Transcribe the open records passage word for word, from "However, Florida's definition" to "2d 113 (Fla.1988).", inclusive.

**TEXT SHOWN**
==*==
However, Florida's definition of public records under its Open Records Act is more narrowly tailored and only governs agency records. See Section 119.011(1), F.S.A.1998. We also note that, before the Florida supreme court announced its decision in Times Publishing Company v. Ake, supra, the court adopted a rule of Judicial Administration governing the release of judicial records. See Florida Rules of Judicial Administration 2.051. By that rule, it clarified that court records in Florida are presumed open for public inspection and it set forth specific standards for exempting particular records. See Florida Rules of Judicial Administration *996 2.051; Barron v. Florida Freedom Newspapers, Inc., 531 So. 2d 113 (Fla.1988).
In contrast, Colorado's Open Records Act defines public records to include records maintained "by the state, any agency, institution, or political subdivision of the state." Section 24-72-202(6)(a)(I), C.R.S.1998. Our supreme court has not held that judicial records are excluded from the Act, nor has the court promulgated a rule governing the release of such records.
==*==
**DATASET ENTRIES**
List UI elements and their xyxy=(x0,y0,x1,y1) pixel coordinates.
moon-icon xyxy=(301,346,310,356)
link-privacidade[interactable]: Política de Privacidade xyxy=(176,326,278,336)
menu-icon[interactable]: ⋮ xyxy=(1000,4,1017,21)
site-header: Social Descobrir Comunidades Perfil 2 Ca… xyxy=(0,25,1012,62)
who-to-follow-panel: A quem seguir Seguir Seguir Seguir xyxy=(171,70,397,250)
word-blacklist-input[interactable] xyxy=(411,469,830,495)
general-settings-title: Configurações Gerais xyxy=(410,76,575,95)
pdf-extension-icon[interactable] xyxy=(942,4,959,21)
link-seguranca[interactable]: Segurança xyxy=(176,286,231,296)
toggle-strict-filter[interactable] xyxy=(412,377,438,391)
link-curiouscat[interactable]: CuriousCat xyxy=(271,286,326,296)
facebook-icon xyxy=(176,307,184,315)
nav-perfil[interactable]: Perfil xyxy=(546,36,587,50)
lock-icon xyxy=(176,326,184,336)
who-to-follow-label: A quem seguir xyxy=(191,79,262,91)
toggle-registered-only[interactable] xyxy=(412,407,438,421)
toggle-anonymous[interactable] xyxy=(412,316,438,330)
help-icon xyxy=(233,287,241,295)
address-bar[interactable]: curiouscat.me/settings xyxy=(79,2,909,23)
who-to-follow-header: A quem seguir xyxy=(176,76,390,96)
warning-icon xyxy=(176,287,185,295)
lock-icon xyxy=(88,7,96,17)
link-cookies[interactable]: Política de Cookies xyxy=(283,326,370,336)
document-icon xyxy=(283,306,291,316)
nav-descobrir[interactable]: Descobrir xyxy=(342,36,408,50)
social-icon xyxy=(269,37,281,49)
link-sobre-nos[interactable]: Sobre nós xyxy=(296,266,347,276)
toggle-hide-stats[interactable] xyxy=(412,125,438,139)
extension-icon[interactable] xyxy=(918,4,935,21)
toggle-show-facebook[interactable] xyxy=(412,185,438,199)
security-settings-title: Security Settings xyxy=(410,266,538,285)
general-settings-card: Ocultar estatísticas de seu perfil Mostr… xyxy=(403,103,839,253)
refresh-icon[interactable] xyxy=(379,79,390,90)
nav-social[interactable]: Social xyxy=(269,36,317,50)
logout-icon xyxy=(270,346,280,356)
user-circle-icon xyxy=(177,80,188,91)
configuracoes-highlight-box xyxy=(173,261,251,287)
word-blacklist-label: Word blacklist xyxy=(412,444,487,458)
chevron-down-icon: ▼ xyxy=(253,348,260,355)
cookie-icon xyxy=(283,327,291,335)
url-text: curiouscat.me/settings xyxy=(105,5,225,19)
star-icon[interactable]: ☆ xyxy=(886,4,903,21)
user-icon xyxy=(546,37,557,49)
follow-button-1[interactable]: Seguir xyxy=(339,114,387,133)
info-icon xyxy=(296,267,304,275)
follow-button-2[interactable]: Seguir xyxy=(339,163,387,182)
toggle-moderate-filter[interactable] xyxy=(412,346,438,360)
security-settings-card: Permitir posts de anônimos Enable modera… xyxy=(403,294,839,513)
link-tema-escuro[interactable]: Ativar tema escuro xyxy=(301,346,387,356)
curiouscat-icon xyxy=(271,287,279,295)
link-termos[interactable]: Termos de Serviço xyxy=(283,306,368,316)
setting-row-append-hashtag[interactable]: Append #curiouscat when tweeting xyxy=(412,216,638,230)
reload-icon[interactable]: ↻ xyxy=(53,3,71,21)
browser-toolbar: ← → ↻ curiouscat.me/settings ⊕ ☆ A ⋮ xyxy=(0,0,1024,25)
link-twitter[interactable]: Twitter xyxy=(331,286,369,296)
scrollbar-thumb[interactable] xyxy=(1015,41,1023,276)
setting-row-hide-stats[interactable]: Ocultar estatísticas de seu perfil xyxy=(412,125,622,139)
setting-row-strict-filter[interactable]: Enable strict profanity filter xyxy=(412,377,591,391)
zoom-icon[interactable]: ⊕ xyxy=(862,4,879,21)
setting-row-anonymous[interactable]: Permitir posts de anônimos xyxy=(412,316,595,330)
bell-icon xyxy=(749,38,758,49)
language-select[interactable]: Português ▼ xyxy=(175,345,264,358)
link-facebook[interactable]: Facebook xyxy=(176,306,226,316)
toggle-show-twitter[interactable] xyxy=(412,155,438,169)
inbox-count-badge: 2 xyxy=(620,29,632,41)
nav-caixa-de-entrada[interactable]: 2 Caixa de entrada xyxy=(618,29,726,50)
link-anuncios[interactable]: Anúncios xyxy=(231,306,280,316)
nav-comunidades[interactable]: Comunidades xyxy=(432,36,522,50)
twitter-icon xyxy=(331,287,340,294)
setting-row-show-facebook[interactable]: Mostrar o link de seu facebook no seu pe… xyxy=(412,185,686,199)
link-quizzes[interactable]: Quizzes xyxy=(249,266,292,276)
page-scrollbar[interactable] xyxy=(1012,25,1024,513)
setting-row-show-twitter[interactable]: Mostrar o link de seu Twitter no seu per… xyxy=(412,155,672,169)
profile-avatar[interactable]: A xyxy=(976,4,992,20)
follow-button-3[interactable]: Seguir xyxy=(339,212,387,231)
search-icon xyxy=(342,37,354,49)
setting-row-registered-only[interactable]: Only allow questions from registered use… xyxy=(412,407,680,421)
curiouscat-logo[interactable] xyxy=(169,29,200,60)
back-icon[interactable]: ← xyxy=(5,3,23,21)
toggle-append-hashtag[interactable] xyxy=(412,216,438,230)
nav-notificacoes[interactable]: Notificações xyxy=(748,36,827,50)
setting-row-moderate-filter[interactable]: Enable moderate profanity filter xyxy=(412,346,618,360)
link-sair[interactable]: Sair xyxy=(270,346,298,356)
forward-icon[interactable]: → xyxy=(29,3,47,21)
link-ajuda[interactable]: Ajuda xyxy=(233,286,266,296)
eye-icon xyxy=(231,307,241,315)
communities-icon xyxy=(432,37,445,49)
==*==
**EXERCISE OUTPUT**
However, Florida's definition of public records under its Open Records Act is more narrowly tailored and only governs agency records. See Section 119.011(1), F.S.A.1998. We also note that, before the Florida supreme court announced its decision in Times Publishing Company v. Ake, supra, the court adopted a rule of Judicial Administration governing the release of judicial records. See Florida Rules of Judicial Administration 2.051. By that rule, it clarified that court records in Florida are presumed open for public inspection and it set forth specific standards for exempting particular records. See Florida Rules of Judicial Administration *996 2.051; Barron v. Florida Freedom Newspapers, Inc., 531 So. 2d 113 (Fla.1988).